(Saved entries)

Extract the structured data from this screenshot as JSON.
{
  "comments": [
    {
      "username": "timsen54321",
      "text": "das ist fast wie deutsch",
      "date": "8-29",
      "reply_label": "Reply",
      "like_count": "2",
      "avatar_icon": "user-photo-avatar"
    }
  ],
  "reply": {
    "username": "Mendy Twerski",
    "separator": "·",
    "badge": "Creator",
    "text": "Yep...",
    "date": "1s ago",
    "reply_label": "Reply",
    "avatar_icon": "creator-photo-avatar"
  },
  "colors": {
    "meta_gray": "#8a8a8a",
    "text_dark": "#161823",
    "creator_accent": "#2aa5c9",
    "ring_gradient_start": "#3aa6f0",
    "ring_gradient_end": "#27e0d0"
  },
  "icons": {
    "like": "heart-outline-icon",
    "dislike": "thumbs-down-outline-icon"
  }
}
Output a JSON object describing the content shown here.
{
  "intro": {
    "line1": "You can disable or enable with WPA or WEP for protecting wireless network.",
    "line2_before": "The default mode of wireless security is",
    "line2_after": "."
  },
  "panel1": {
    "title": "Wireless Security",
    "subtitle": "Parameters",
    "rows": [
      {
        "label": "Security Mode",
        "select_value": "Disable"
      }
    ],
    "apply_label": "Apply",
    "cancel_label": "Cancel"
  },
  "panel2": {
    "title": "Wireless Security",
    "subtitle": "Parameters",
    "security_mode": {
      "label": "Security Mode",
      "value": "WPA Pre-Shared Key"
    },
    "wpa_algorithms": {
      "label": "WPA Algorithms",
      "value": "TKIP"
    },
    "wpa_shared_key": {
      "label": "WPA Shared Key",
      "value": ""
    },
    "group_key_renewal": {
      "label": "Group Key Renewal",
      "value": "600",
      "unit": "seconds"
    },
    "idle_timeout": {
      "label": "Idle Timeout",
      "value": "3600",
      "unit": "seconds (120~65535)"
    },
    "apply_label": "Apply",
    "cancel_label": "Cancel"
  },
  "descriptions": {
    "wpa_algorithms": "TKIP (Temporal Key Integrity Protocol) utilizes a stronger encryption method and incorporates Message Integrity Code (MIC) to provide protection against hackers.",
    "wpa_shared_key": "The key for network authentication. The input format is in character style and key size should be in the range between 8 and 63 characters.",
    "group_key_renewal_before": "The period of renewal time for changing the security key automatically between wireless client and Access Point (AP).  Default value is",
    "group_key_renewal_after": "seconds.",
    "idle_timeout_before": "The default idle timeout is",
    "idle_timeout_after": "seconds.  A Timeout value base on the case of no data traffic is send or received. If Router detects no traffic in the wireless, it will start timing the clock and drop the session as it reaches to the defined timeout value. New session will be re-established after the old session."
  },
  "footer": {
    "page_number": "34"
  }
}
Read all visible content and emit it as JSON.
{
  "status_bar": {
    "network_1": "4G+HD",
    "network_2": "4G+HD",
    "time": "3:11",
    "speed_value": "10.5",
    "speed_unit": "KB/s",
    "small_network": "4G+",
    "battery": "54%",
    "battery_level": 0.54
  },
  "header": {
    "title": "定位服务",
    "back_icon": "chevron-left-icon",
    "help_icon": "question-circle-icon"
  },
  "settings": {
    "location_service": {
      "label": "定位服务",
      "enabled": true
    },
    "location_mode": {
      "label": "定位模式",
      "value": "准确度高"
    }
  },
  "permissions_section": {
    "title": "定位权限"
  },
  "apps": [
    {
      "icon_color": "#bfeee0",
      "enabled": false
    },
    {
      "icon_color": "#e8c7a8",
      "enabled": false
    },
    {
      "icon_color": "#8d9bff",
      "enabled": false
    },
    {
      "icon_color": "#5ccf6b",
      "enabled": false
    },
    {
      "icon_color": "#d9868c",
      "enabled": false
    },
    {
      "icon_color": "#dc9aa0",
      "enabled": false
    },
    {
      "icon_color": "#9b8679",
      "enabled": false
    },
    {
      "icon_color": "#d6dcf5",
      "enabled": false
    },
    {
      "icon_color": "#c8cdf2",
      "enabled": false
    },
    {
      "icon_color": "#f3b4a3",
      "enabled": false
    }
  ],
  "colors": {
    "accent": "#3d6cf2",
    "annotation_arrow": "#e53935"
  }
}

==

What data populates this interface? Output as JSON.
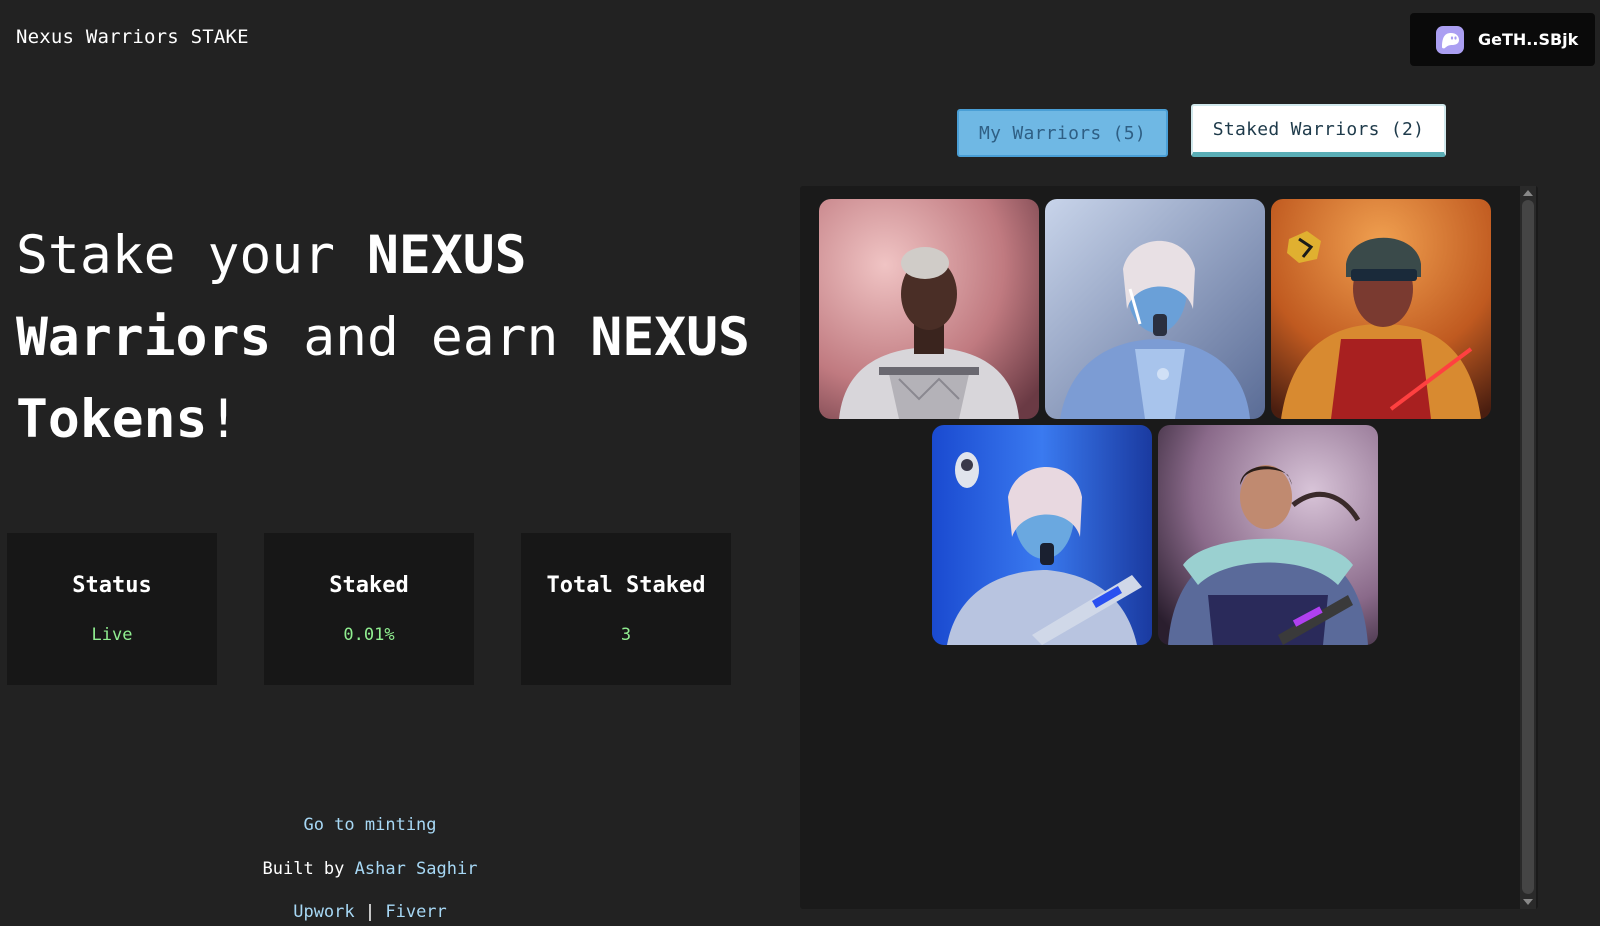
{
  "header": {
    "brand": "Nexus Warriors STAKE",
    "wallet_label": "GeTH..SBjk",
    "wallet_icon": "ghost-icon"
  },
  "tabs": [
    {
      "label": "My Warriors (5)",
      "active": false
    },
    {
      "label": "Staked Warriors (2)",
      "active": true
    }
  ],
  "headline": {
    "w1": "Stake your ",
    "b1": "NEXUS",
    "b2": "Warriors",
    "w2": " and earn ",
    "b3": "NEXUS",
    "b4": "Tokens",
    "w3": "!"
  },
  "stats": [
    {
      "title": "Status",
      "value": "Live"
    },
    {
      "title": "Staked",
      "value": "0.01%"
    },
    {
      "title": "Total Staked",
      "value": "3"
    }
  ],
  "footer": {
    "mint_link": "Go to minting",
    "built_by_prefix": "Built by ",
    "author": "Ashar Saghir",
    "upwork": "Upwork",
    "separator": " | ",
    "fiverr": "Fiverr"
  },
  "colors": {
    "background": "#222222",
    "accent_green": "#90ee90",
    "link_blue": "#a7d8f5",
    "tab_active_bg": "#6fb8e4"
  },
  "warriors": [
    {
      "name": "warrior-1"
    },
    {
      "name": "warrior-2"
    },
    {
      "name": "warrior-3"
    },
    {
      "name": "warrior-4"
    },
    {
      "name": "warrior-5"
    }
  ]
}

→ **WRITTEN REQUEST**
Going through the entries above line by line, work out how many lines include the word "photo". Only the number is required.

→ **SOLUTION TO THIS EXERCISE**
2